* **PROBLEM STATEMENT**
In the material below, find each line holding the string "text" and copy it.

* **Dataset rows**
____________

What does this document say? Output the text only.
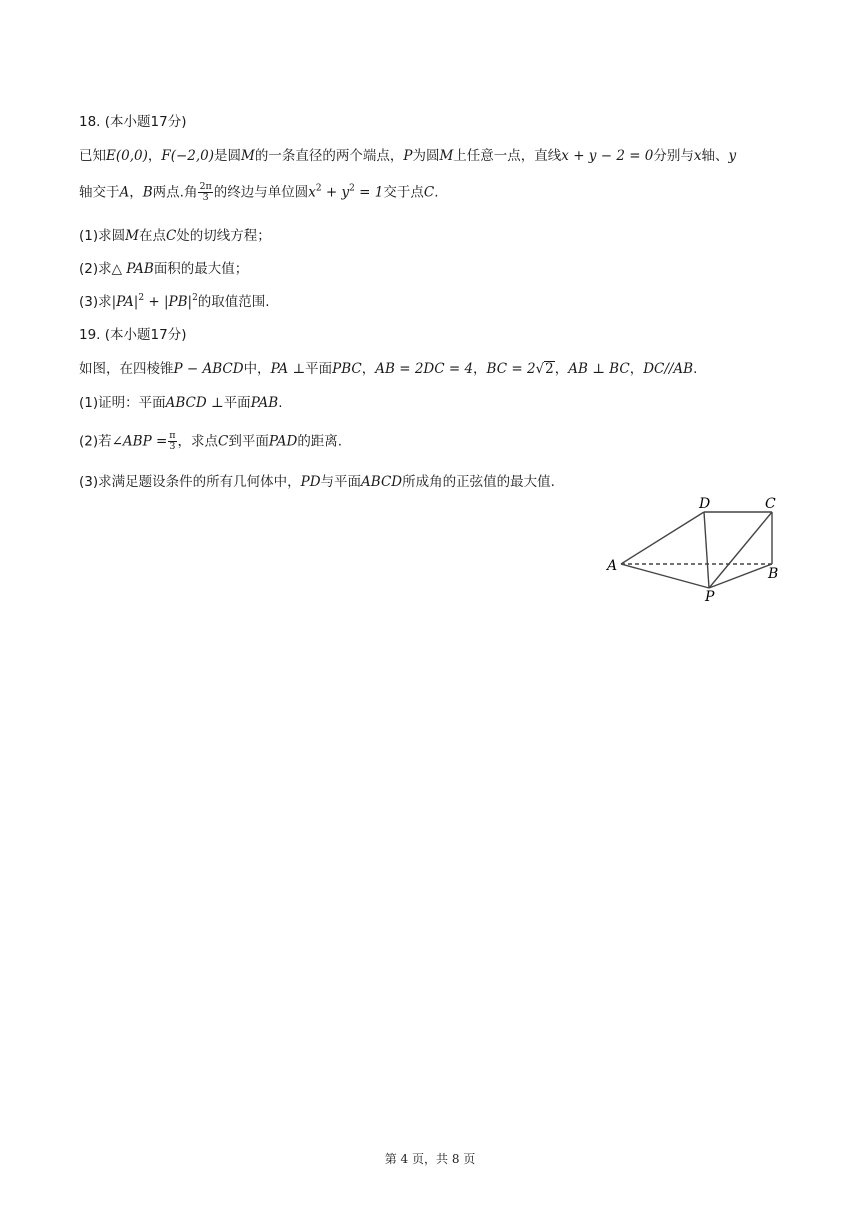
18. (本小题17分)
已知E(0,0)，F(−2,0)是圆M的一条直径的两个端点，P为圆M上任意一点，直线x + y − 2 = 0分别与x轴、y
轴交于A，B两点.角 $\frac{2\pi}{3}$ 的终边与单位圆$x^2 + y^2 = 1$交于点C.
(1)求圆M在点C处的切线方程；
(2)求△ PAB面积的最大值；
(3)求$|PA|^2 + |PB|^2$的取值范围.
19. (本小题17分)
如图，在四棱锥P − ABCD中，PA ⊥平面PBC，AB = 2DC = 4，BC = 2√2，AB ⊥ BC，DC//AB.
(1)证明：平面ABCD ⊥平面PAB.
(2)若∠ABP = $\frac{\pi}{3}$ ，求点C到平面PAD的距离.
(3)求满足题设条件的所有几何体中，PD与平面ABCD所成角的正弦值的最大值.
A
D	C
B
P
第 4 页，共 8 页
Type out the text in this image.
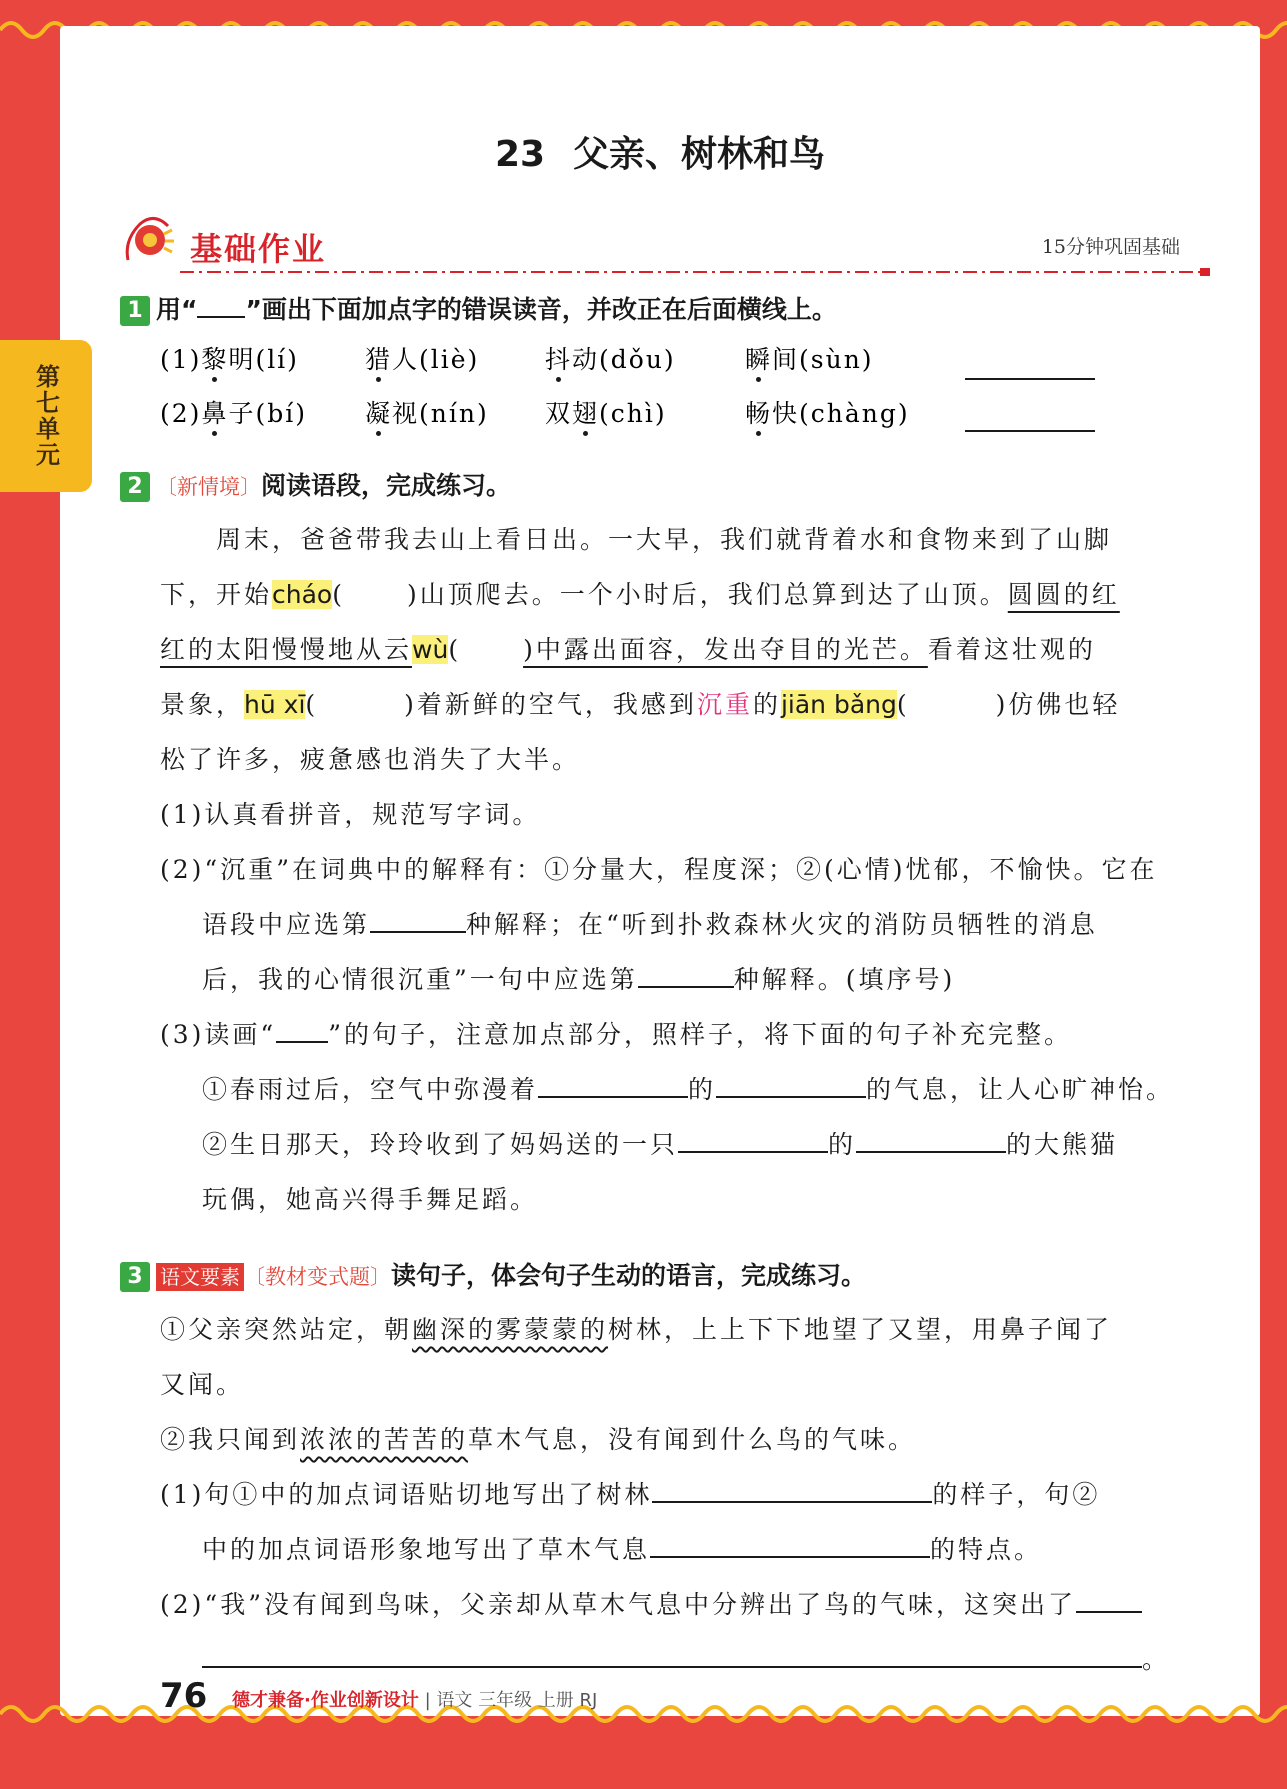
第七单元
23 父亲、树林和鸟
基础作业	15分钟巩固基础
1 用“ ”画出下面加点字的错误读音，并改正在后面横线上。
(1)黎明(lí)	猎人(liè)	抖动(dǒu)	瞬间(sùn)
(2)鼻子(bí) 凝视(nín) 双翅(chì)	畅快(chàng)
2 〔新情境〕阅读语段，完成练习。
周末，爸爸带我去山上看日出。一大早，我们就背着水和食物来到了山脚
下，开始cháo( )山顶爬去。一个小时后，我们总算到达了山顶。圆圆的红
红的太阳慢慢地从云wù( )中露出面容，发出夺目的光芒。看着这壮观的
景象，hū xī(	)着新鲜的空气，我感到沉重的jiān bǎng(	)仿佛也轻
松了许多，疲惫感也消失了大半。
(1)认真看拼音，规范写字词。
(2)“沉重”在词典中的解释有：①分量大，程度深；②(心情)忧郁，不愉快。它在
语段中应选第	种解释；在“听到扑救森林火灾的消防员牺牲的消息
后，我的心情很沉重”一句中应选第	种解释。(填序号)
(3)读画“ ”的句子，注意加点部分，照样子，将下面的句子补充完整。
①春雨过后，空气中弥漫着	的	的气息，让人心旷神怡。
②生日那天，玲玲收到了妈妈送的一只	的	的大熊猫
玩偶，她高兴得手舞足蹈。
3 语文要素 〔教材变式题〕读句子，体会句子生动的语言，完成练习。
①父亲突然站定，朝幽深的雾蒙蒙的树林，上上下下地望了又望，用鼻子闻了
又闻。
②我只闻到浓浓的苦苦的草木气息，没有闻到什么鸟的气味。
(1)句①中的加点词语贴切地写出了树林	的样子，句②
中的加点词语形象地写出了草木气息	的特点。
(2)“我”没有闻到鸟味，父亲却从草木气息中分辨出了鸟的气味，这突出了
。
76 德才兼备·作业创新设计 | 语文 三年级 上册 RJ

____________

* **FULL OUTPUT**
What does this document say? Output the text only.
Type out the text in this image.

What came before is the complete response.